-- begin --
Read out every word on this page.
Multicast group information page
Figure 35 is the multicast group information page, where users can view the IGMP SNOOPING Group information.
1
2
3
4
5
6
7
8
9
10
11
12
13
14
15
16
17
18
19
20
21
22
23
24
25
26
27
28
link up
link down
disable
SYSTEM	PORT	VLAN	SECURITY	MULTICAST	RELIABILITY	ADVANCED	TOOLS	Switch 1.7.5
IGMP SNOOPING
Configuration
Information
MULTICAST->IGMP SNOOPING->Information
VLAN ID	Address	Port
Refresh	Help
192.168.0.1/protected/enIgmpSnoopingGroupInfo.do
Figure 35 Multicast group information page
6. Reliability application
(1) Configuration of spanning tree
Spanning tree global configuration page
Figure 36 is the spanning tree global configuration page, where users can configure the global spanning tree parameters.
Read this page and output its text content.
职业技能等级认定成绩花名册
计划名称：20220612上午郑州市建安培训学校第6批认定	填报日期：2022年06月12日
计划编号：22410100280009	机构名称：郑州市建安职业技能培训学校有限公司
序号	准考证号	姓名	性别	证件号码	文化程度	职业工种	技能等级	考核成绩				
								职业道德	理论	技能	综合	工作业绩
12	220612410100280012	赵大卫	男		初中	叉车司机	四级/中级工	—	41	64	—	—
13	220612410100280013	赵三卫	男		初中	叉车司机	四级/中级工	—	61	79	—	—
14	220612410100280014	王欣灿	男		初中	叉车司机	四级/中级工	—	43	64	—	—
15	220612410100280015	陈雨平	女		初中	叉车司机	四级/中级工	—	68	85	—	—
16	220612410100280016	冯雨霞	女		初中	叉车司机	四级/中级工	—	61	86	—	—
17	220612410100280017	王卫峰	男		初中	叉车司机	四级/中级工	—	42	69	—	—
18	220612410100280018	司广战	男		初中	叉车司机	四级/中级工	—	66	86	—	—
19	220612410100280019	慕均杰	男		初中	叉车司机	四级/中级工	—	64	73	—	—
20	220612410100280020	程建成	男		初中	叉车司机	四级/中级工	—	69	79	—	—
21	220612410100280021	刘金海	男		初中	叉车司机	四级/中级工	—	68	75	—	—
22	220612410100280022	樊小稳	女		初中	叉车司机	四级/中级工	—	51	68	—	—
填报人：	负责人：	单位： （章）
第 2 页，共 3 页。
-- end --
# [The exercise]
Go through the listing above line by line and say how many lines hold the word "global". Reply with that number only.

# [Output of the task]
2